• _Written instruction_:
Identify each line below that contains the word "Road", and copy it out.

— BEGIN Data for processing —

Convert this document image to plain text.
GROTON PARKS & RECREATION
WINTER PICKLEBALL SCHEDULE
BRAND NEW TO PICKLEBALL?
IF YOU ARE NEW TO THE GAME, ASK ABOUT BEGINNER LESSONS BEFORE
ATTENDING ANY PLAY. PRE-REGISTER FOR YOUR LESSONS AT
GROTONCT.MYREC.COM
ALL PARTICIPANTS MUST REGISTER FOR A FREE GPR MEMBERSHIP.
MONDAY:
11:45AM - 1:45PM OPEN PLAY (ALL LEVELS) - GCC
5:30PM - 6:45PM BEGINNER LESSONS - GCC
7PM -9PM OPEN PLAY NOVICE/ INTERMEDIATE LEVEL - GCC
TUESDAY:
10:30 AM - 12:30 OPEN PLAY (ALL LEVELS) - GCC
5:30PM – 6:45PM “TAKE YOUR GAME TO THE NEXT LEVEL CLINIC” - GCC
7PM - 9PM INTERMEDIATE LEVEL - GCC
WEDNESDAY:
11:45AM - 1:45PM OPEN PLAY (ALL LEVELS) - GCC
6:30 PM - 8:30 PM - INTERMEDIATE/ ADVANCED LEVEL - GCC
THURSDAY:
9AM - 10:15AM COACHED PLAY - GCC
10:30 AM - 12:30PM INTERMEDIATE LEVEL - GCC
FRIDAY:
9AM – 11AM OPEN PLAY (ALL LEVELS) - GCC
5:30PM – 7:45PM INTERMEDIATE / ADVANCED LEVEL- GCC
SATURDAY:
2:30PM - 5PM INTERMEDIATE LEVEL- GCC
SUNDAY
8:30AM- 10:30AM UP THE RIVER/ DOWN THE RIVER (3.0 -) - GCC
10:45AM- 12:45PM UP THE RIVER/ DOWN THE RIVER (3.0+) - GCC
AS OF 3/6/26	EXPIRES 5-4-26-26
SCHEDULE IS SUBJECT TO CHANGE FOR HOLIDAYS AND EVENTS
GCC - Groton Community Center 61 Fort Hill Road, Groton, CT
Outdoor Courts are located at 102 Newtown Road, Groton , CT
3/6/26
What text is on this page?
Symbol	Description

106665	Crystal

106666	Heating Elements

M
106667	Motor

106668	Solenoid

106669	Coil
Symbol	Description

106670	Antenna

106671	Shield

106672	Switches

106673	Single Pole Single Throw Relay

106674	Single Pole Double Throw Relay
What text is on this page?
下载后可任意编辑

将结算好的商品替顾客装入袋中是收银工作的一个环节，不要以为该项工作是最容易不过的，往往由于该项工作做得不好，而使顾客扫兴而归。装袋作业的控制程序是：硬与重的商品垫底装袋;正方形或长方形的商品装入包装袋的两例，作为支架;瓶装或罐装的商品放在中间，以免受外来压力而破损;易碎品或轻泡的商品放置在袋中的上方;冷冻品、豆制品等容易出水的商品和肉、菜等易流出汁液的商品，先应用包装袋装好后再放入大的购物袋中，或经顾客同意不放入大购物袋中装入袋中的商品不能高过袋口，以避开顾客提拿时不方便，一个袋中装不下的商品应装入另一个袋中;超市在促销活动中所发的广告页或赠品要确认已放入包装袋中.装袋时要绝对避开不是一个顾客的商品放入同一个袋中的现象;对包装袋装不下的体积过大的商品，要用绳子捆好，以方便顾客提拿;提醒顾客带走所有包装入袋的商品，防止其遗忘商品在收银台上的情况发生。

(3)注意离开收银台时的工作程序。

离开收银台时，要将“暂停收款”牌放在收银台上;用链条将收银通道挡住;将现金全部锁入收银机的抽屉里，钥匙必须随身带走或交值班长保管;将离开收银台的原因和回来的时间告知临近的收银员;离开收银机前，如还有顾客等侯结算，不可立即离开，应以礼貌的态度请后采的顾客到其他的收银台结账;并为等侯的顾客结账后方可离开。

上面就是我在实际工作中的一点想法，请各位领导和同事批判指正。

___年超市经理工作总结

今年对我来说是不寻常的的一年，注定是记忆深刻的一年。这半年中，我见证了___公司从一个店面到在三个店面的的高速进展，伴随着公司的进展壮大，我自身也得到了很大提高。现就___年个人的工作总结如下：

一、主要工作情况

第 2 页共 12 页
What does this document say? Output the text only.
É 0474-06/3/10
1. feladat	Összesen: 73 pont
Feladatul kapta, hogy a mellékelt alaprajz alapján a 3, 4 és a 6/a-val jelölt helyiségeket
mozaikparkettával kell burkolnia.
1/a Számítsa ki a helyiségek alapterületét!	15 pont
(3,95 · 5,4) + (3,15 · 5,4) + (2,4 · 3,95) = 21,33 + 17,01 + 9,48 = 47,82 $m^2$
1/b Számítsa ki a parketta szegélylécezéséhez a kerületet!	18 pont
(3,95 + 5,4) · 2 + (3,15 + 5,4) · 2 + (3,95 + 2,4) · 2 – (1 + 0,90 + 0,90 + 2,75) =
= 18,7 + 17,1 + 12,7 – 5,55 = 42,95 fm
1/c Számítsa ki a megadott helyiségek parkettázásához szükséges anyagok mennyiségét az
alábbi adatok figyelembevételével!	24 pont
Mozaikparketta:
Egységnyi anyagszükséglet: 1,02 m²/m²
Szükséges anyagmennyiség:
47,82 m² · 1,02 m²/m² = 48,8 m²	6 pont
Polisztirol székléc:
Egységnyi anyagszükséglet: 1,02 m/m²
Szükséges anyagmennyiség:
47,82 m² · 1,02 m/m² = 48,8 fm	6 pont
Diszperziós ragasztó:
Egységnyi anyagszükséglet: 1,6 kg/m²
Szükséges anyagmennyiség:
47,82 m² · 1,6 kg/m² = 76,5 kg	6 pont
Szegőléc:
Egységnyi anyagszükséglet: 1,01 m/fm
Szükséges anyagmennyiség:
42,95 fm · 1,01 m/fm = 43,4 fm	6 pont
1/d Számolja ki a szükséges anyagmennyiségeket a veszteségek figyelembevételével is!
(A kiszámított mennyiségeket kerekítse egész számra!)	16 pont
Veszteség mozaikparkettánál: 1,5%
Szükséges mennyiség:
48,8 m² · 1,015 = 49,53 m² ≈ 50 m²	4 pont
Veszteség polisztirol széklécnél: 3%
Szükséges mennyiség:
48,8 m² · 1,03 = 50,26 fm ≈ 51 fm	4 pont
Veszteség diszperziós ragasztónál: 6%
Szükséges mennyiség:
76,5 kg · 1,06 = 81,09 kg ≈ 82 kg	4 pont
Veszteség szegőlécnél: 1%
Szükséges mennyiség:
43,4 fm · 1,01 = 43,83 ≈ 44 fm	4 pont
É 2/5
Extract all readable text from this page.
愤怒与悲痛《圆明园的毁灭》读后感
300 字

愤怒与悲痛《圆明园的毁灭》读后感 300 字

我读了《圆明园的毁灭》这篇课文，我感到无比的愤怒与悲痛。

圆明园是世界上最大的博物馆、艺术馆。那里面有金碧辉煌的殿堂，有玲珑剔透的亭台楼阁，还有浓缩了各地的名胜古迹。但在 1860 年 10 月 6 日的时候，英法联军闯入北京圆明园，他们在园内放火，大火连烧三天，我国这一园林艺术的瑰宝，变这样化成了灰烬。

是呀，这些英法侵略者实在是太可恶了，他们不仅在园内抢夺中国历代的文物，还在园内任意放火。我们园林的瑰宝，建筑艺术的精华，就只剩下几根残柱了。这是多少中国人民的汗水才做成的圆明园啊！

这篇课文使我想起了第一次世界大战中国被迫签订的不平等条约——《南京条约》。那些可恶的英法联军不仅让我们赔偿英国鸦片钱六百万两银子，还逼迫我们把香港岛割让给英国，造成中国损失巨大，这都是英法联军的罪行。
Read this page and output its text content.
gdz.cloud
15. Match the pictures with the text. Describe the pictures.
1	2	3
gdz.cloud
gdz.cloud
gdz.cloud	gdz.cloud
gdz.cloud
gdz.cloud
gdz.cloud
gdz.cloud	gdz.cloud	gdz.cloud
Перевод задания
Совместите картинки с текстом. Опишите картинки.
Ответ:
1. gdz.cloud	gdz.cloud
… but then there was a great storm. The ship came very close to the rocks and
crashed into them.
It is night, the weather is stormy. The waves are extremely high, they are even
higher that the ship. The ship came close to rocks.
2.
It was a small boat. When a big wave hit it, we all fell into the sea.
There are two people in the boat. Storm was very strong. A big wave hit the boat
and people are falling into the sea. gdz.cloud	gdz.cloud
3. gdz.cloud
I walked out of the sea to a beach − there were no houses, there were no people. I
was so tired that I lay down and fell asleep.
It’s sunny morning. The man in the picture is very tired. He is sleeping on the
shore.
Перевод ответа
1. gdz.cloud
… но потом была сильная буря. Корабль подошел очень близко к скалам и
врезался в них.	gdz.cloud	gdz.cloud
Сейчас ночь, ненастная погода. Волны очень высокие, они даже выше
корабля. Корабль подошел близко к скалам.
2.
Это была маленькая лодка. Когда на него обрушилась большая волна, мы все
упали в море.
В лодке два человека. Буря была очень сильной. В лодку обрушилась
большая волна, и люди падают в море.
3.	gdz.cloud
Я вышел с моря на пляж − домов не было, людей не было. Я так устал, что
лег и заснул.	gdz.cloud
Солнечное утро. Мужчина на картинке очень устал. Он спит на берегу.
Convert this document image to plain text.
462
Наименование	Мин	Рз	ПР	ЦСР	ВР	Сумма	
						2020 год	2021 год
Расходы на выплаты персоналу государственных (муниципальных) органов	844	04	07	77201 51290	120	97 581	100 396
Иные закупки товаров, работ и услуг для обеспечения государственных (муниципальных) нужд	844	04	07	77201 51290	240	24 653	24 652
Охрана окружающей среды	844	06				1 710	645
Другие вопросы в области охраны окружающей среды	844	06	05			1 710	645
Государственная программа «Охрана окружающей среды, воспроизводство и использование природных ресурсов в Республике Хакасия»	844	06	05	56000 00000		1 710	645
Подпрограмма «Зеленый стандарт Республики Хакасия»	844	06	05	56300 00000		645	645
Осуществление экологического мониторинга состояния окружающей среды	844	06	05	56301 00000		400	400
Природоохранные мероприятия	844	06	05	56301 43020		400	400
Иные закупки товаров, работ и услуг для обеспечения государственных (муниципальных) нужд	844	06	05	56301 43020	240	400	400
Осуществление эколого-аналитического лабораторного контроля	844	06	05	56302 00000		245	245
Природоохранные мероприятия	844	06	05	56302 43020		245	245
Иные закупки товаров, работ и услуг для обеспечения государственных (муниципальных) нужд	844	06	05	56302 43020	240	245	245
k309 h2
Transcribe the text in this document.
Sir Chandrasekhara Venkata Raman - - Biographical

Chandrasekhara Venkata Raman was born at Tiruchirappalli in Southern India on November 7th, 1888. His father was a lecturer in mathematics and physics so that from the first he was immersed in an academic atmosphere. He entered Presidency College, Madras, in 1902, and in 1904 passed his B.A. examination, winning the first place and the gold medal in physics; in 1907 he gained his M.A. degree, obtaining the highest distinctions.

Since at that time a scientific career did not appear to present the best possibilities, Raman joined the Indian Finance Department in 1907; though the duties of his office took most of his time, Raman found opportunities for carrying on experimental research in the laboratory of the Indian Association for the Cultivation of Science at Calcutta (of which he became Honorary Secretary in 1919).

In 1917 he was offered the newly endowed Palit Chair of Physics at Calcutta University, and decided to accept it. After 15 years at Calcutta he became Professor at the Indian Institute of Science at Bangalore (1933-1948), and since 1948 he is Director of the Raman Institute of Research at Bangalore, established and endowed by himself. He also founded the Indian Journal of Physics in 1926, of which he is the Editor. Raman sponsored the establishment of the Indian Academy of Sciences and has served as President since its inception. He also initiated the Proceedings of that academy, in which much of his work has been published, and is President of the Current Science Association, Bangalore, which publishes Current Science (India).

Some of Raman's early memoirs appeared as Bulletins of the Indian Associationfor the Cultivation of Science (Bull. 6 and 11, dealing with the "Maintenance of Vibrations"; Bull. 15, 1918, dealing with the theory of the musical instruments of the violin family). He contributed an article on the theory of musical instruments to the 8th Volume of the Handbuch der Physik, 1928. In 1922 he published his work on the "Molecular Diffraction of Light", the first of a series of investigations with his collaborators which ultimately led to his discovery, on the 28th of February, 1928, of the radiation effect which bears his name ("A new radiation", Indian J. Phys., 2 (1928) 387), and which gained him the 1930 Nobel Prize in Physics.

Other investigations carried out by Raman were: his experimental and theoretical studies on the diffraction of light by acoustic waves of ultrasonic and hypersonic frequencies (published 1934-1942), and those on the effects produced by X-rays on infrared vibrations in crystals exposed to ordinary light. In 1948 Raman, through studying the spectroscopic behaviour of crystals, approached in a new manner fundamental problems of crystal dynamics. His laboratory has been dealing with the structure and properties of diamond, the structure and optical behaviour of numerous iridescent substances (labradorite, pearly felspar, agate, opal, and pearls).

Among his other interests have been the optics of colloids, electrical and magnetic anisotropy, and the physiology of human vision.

— END Data for processing —

• _Solution_:
GCC - Groton Community Center 61 Fort Hill Road, Groton, CT
Outdoor Courts are located at 102 Newtown Road, Groton , CT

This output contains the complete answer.